**What you are asked to do**
Every line below that includes "الفتاوى" counts toward the total. Report that total alone.

**Extracted records**
— BEGIN —

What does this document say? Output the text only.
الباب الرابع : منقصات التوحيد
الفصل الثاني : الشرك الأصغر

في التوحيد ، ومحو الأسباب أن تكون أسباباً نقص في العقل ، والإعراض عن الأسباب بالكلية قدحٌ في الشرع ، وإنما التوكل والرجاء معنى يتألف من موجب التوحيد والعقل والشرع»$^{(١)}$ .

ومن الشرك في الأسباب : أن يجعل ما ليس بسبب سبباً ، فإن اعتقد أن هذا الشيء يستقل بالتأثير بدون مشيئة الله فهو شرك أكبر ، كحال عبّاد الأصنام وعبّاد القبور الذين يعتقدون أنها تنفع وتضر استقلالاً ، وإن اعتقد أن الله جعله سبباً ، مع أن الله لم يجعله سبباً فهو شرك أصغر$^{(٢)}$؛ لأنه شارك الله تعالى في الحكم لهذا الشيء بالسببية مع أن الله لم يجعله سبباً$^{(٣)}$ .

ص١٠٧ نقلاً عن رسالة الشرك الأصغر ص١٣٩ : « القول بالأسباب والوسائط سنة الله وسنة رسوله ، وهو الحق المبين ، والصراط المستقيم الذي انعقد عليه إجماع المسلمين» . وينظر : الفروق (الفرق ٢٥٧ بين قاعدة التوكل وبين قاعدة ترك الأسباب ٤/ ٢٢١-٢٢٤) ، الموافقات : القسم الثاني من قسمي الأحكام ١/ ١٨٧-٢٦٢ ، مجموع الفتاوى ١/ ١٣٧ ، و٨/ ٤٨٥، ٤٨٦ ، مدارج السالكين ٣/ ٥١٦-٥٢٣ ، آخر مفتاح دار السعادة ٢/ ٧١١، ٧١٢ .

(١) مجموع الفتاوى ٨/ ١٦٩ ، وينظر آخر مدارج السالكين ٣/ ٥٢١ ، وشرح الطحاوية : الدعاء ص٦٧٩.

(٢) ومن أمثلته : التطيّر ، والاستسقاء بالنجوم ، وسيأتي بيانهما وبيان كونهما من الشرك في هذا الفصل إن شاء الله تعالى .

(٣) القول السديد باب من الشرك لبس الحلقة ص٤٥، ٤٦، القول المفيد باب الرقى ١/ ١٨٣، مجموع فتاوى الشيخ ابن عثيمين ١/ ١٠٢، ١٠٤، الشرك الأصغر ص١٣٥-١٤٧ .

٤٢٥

— END —

**Response to the task**
2